• Data rows:
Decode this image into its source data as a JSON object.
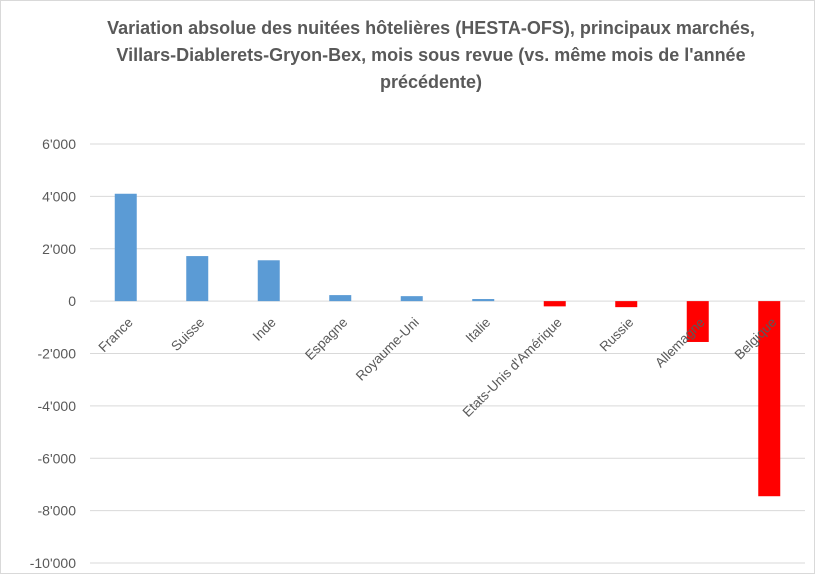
{
  "chart_data": {
    "type": "bar",
    "title": "Variation absolue des nuitées hôtelières (HESTA-OFS), principaux marchés, Villars-Diablerets-Gryon-Bex, mois sous revue (vs. même mois de l'année précédente)",
    "categories": [
      "France",
      "Suisse",
      "Inde",
      "Espagne",
      "Royaume-Uni",
      "Italie",
      "Etats-Unis d'Amérique",
      "Russie",
      "Allemagne",
      "Belgique"
    ],
    "values": [
      4100,
      1720,
      1560,
      230,
      190,
      80,
      -200,
      -230,
      -1560,
      -7450
    ],
    "ylim": [
      -10000,
      6000
    ],
    "yticks": [
      6000,
      4000,
      2000,
      0,
      -2000,
      -4000,
      -6000,
      -8000,
      -10000
    ],
    "ytick_labels": [
      "6'000",
      "4'000",
      "2'000",
      "0",
      "-2'000",
      "-4'000",
      "-6'000",
      "-8'000",
      "-10'000"
    ],
    "colors": {
      "positive": "#5b9bd5",
      "negative": "#ff0000",
      "grid": "#d9d9d9"
    },
    "grid": true,
    "legend": "none"
  }
}
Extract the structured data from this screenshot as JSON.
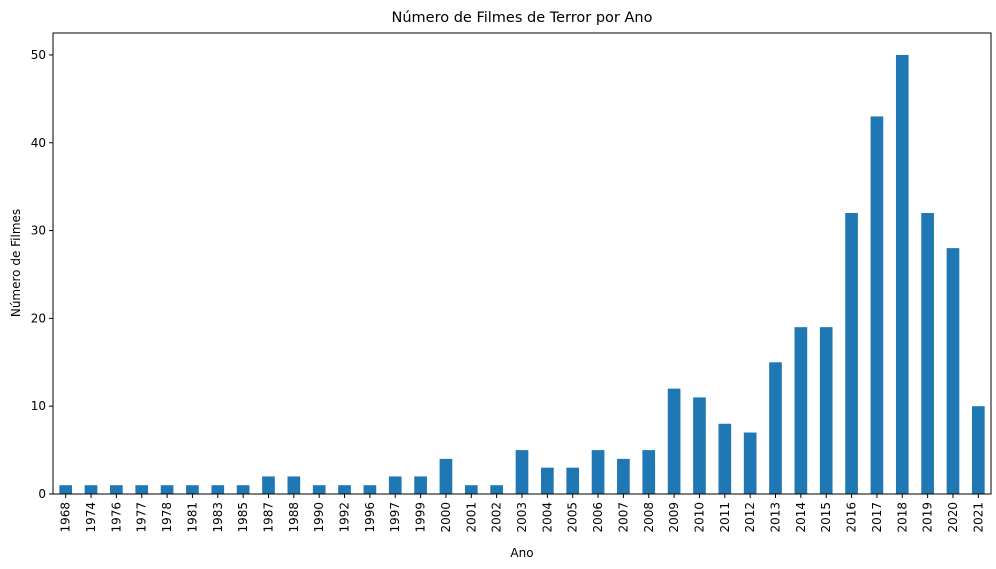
{
  "chart_data": {
    "type": "bar",
    "title": "Número de Filmes de Terror por Ano",
    "xlabel": "Ano",
    "ylabel": "Número de Filmes",
    "categories": [
      "1968",
      "1974",
      "1976",
      "1977",
      "1978",
      "1981",
      "1983",
      "1985",
      "1987",
      "1988",
      "1990",
      "1992",
      "1996",
      "1997",
      "1999",
      "2000",
      "2001",
      "2002",
      "2003",
      "2004",
      "2005",
      "2006",
      "2007",
      "2008",
      "2009",
      "2010",
      "2011",
      "2012",
      "2013",
      "2014",
      "2015",
      "2016",
      "2017",
      "2018",
      "2019",
      "2020",
      "2021"
    ],
    "values": [
      1,
      1,
      1,
      1,
      1,
      1,
      1,
      1,
      2,
      2,
      1,
      1,
      1,
      2,
      2,
      4,
      1,
      1,
      5,
      3,
      3,
      5,
      4,
      5,
      12,
      11,
      8,
      7,
      15,
      19,
      19,
      32,
      43,
      50,
      32,
      28,
      10
    ],
    "ylim": [
      0,
      52.5
    ],
    "yticks": [
      0,
      10,
      20,
      30,
      40,
      50
    ],
    "bar_color": "#1f77b4",
    "grid": false,
    "legend": "none"
  }
}
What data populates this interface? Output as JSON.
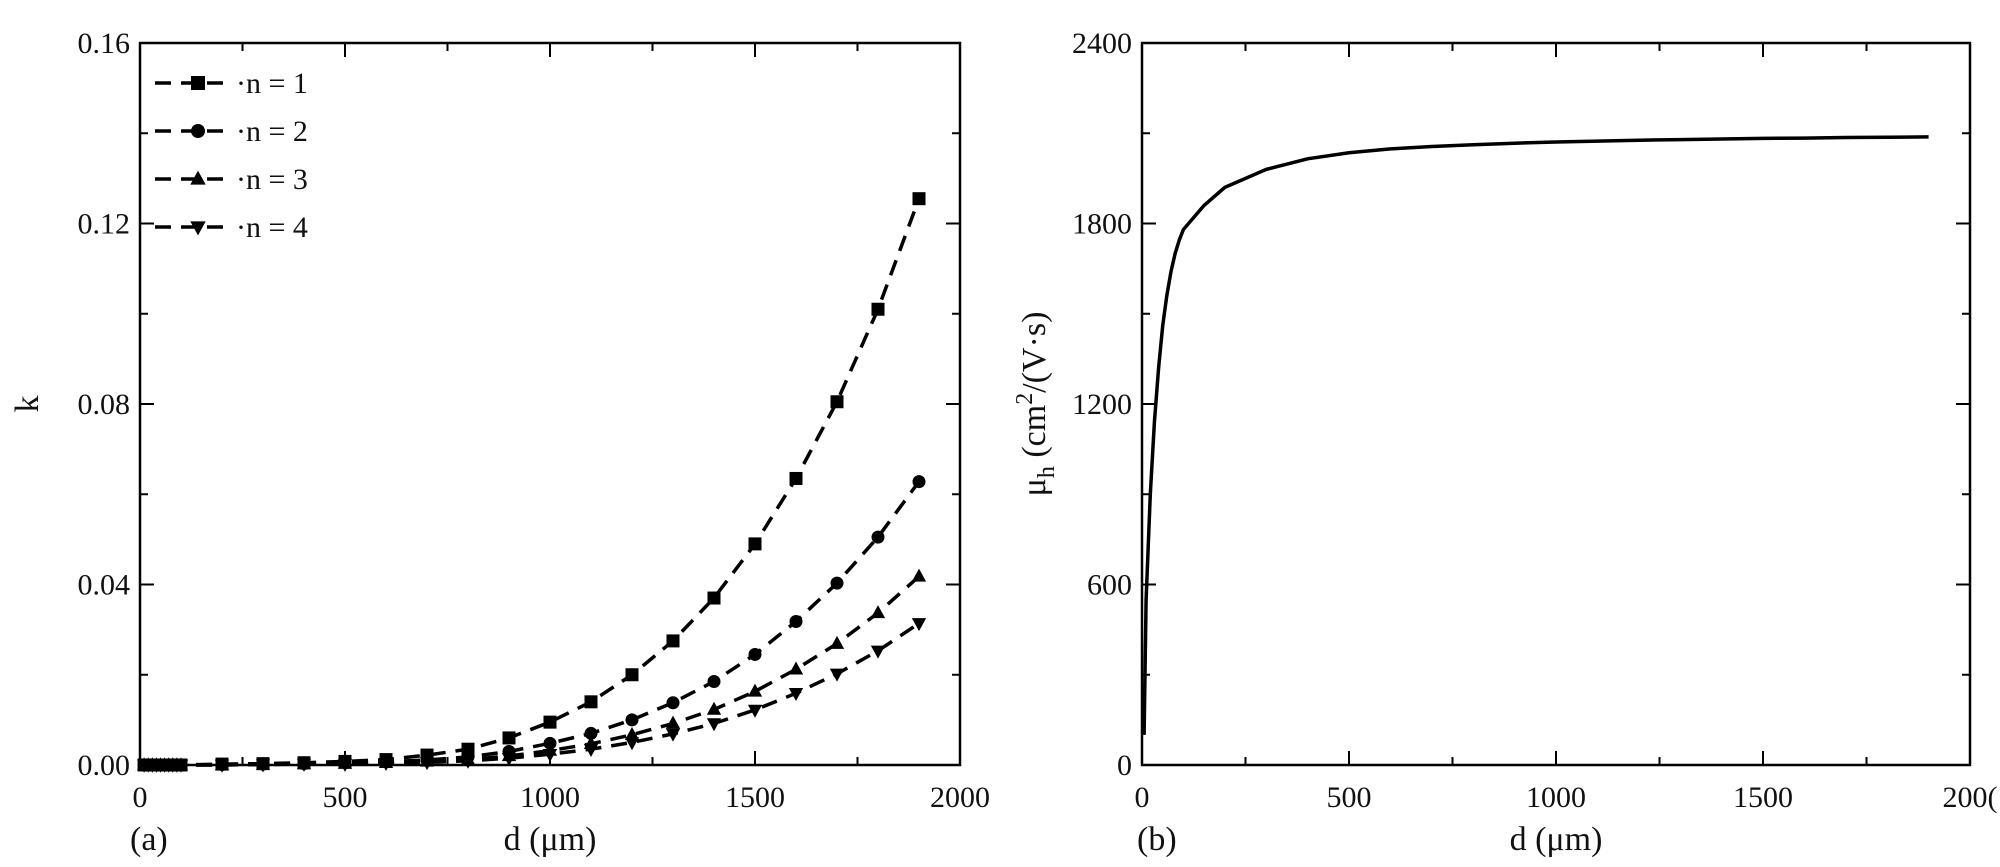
{
  "chart_data": [
    {
      "type": "line",
      "panel_label": "(a)",
      "xlabel": "d (μm)",
      "ylabel": "k",
      "xlim": [
        0,
        2000
      ],
      "ylim": [
        0,
        0.16
      ],
      "xticks": [
        "0",
        "500",
        "1000",
        "1500",
        "2000"
      ],
      "yticks": [
        "0.00",
        "0.04",
        "0.08",
        "0.12",
        "0.16"
      ],
      "x": [
        10,
        20,
        30,
        40,
        50,
        60,
        70,
        80,
        90,
        100,
        200,
        300,
        400,
        500,
        600,
        700,
        800,
        900,
        1000,
        1100,
        1200,
        1300,
        1400,
        1500,
        1600,
        1700,
        1800,
        1900
      ],
      "series": [
        {
          "name": "n = 1",
          "marker": "square",
          "values": [
            0,
            0,
            0,
            0,
            0,
            0,
            0,
            0,
            0,
            0,
            0.0002,
            0.0003,
            0.0005,
            0.0008,
            0.0012,
            0.0022,
            0.0035,
            0.006,
            0.0095,
            0.014,
            0.02,
            0.0275,
            0.037,
            0.049,
            0.0635,
            0.0805,
            0.101,
            0.1255
          ]
        },
        {
          "name": "n = 2",
          "marker": "circle",
          "values": [
            0,
            0,
            0,
            0,
            0,
            0,
            0,
            0,
            0,
            0,
            0.0001,
            0.0002,
            0.0003,
            0.0005,
            0.0007,
            0.0011,
            0.0018,
            0.003,
            0.0048,
            0.007,
            0.01,
            0.0138,
            0.0185,
            0.0245,
            0.0318,
            0.0403,
            0.0505,
            0.0628
          ]
        },
        {
          "name": "n = 3",
          "marker": "triangle-up",
          "values": [
            0,
            0,
            0,
            0,
            0,
            0,
            0,
            0,
            0,
            0,
            0,
            0.0001,
            0.0002,
            0.0003,
            0.0005,
            0.0008,
            0.0012,
            0.002,
            0.0032,
            0.0047,
            0.0067,
            0.0092,
            0.0123,
            0.0163,
            0.0212,
            0.0269,
            0.0337,
            0.0418
          ]
        },
        {
          "name": "n = 4",
          "marker": "triangle-down",
          "values": [
            0,
            0,
            0,
            0,
            0,
            0,
            0,
            0,
            0,
            0,
            0,
            0.0001,
            0.0002,
            0.0002,
            0.0004,
            0.0006,
            0.0009,
            0.0015,
            0.0024,
            0.0035,
            0.005,
            0.0069,
            0.0092,
            0.0122,
            0.0159,
            0.0202,
            0.0253,
            0.0314
          ]
        }
      ],
      "legend": "top-left",
      "grid": false
    },
    {
      "type": "line",
      "panel_label": "(b)",
      "xlabel": "d (μm)",
      "ylabel_parts": {
        "mu": "μ",
        "sub": "h",
        "open": " (cm",
        "sup": "2",
        "close": "/(V·s)"
      },
      "xlim": [
        0,
        2000
      ],
      "ylim": [
        0,
        2400
      ],
      "xticks": [
        "0",
        "500",
        "1000",
        "1500",
        "200("
      ],
      "yticks": [
        "0",
        "600",
        "1200",
        "1800",
        "2400"
      ],
      "series": [
        {
          "x": [
            5,
            10,
            20,
            30,
            40,
            50,
            60,
            70,
            80,
            90,
            100,
            150,
            200,
            300,
            400,
            500,
            600,
            700,
            800,
            900,
            1000,
            1100,
            1200,
            1300,
            1400,
            1500,
            1600,
            1700,
            1800,
            1900
          ],
          "values": [
            100,
            550,
            900,
            1140,
            1320,
            1460,
            1560,
            1640,
            1700,
            1745,
            1780,
            1860,
            1920,
            1980,
            2015,
            2035,
            2048,
            2056,
            2062,
            2067,
            2071,
            2074,
            2077,
            2079,
            2081,
            2083,
            2084,
            2086,
            2087,
            2088
          ]
        }
      ],
      "grid": false
    }
  ]
}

• Aim: Go through the entries above and output them exactly, without pictures.

• The output:
Decode this image into its source data as a JSON object.
{
  "chart_data": {
    "type": "bar",
    "title": "Variation absolue des nuitées hôtelières (HESTA-OFS), principaux marchés, Villars-Diablerets-Gryon-Bex, mois sous revue (vs. même mois de l'année précédente)",
    "categories": [
      "France",
      "Suisse",
      "Inde",
      "Espagne",
      "Royaume-Uni",
      "Italie",
      "Etats-Unis d'Amérique",
      "Russie",
      "Allemagne",
      "Belgique"
    ],
    "values": [
      4100,
      1720,
      1560,
      230,
      190,
      80,
      -200,
      -230,
      -1560,
      -7450
    ],
    "ylim": [
      -10000,
      6000
    ],
    "yticks": [
      6000,
      4000,
      2000,
      0,
      -2000,
      -4000,
      -6000,
      -8000,
      -10000
    ],
    "ytick_labels": [
      "6'000",
      "4'000",
      "2'000",
      "0",
      "-2'000",
      "-4'000",
      "-6'000",
      "-8'000",
      "-10'000"
    ],
    "colors": {
      "positive": "#5b9bd5",
      "negative": "#ff0000",
      "grid": "#d9d9d9"
    },
    "grid": true,
    "legend": "none"
  }
}
Extract the structured data from this screenshot as JSON.
{
  "chart_data": {
    "type": "bar",
    "title": "Número de Filmes de Terror por Ano",
    "xlabel": "Ano",
    "ylabel": "Número de Filmes",
    "categories": [
      "1968",
      "1974",
      "1976",
      "1977",
      "1978",
      "1981",
      "1983",
      "1985",
      "1987",
      "1988",
      "1990",
      "1992",
      "1996",
      "1997",
      "1999",
      "2000",
      "2001",
      "2002",
      "2003",
      "2004",
      "2005",
      "2006",
      "2007",
      "2008",
      "2009",
      "2010",
      "2011",
      "2012",
      "2013",
      "2014",
      "2015",
      "2016",
      "2017",
      "2018",
      "2019",
      "2020",
      "2021"
    ],
    "values": [
      1,
      1,
      1,
      1,
      1,
      1,
      1,
      1,
      2,
      2,
      1,
      1,
      1,
      2,
      2,
      4,
      1,
      1,
      5,
      3,
      3,
      5,
      4,
      5,
      12,
      11,
      8,
      7,
      15,
      19,
      19,
      32,
      43,
      50,
      32,
      28,
      10
    ],
    "ylim": [
      0,
      52.5
    ],
    "yticks": [
      0,
      10,
      20,
      30,
      40,
      50
    ],
    "bar_color": "#1f77b4",
    "grid": false,
    "legend": "none"
  }
}
What data populates this interface? Output as JSON.
{
  "chart_data": [
    {
      "type": "line",
      "panel_label": "(a)",
      "xlabel": "d (μm)",
      "ylabel": "k",
      "xlim": [
        0,
        2000
      ],
      "ylim": [
        0,
        0.16
      ],
      "xticks": [
        "0",
        "500",
        "1000",
        "1500",
        "2000"
      ],
      "yticks": [
        "0.00",
        "0.04",
        "0.08",
        "0.12",
        "0.16"
      ],
      "x": [
        10,
        20,
        30,
        40,
        50,
        60,
        70,
        80,
        90,
        100,
        200,
        300,
        400,
        500,
        600,
        700,
        800,
        900,
        1000,
        1100,
        1200,
        1300,
        1400,
        1500,
        1600,
        1700,
        1800,
        1900
      ],
      "series": [
        {
          "name": "n = 1",
          "marker": "square",
          "values": [
            0,
            0,
            0,
            0,
            0,
            0,
            0,
            0,
            0,
            0,
            0.0002,
            0.0003,
            0.0005,
            0.0008,
            0.0012,
            0.0022,
            0.0035,
            0.006,
            0.0095,
            0.014,
            0.02,
            0.0275,
            0.037,
            0.049,
            0.0635,
            0.0805,
            0.101,
            0.1255
          ]
        },
        {
          "name": "n = 2",
          "marker": "circle",
          "values": [
            0,
            0,
            0,
            0,
            0,
            0,
            0,
            0,
            0,
            0,
            0.0001,
            0.0002,
            0.0003,
            0.0005,
            0.0007,
            0.0011,
            0.0018,
            0.003,
            0.0048,
            0.007,
            0.01,
            0.0138,
            0.0185,
            0.0245,
            0.0318,
            0.0403,
            0.0505,
            0.0628
          ]
        },
        {
          "name": "n = 3",
          "marker": "triangle-up",
          "values": [
            0,
            0,
            0,
            0,
            0,
            0,
            0,
            0,
            0,
            0,
            0,
            0.0001,
            0.0002,
            0.0003,
            0.0005,
            0.0008,
            0.0012,
            0.002,
            0.0032,
            0.0047,
            0.0067,
            0.0092,
            0.0123,
            0.0163,
            0.0212,
            0.0269,
            0.0337,
            0.0418
          ]
        },
        {
          "name": "n = 4",
          "marker": "triangle-down",
          "values": [
            0,
            0,
            0,
            0,
            0,
            0,
            0,
            0,
            0,
            0,
            0,
            0.0001,
            0.0002,
            0.0002,
            0.0004,
            0.0006,
            0.0009,
            0.0015,
            0.0024,
            0.0035,
            0.005,
            0.0069,
            0.0092,
            0.0122,
            0.0159,
            0.0202,
            0.0253,
            0.0314
          ]
        }
      ],
      "legend": "top-left",
      "grid": false
    },
    {
      "type": "line",
      "panel_label": "(b)",
      "xlabel": "d (μm)",
      "ylabel_parts": {
        "mu": "μ",
        "sub": "h",
        "open": " (cm",
        "sup": "2",
        "close": "/(V·s)"
      },
      "xlim": [
        0,
        2000
      ],
      "ylim": [
        0,
        2400
      ],
      "xticks": [
        "0",
        "500",
        "1000",
        "1500",
        "200("
      ],
      "yticks": [
        "0",
        "600",
        "1200",
        "1800",
        "2400"
      ],
      "series": [
        {
          "x": [
            5,
            10,
            20,
            30,
            40,
            50,
            60,
            70,
            80,
            90,
            100,
            150,
            200,
            300,
            400,
            500,
            600,
            700,
            800,
            900,
            1000,
            1100,
            1200,
            1300,
            1400,
            1500,
            1600,
            1700,
            1800,
            1900
          ],
          "values": [
            100,
            550,
            900,
            1140,
            1320,
            1460,
            1560,
            1640,
            1700,
            1745,
            1780,
            1860,
            1920,
            1980,
            2015,
            2035,
            2048,
            2056,
            2062,
            2067,
            2071,
            2074,
            2077,
            2079,
            2081,
            2083,
            2084,
            2086,
            2087,
            2088
          ]
        }
      ],
      "grid": false
    }
  ]
}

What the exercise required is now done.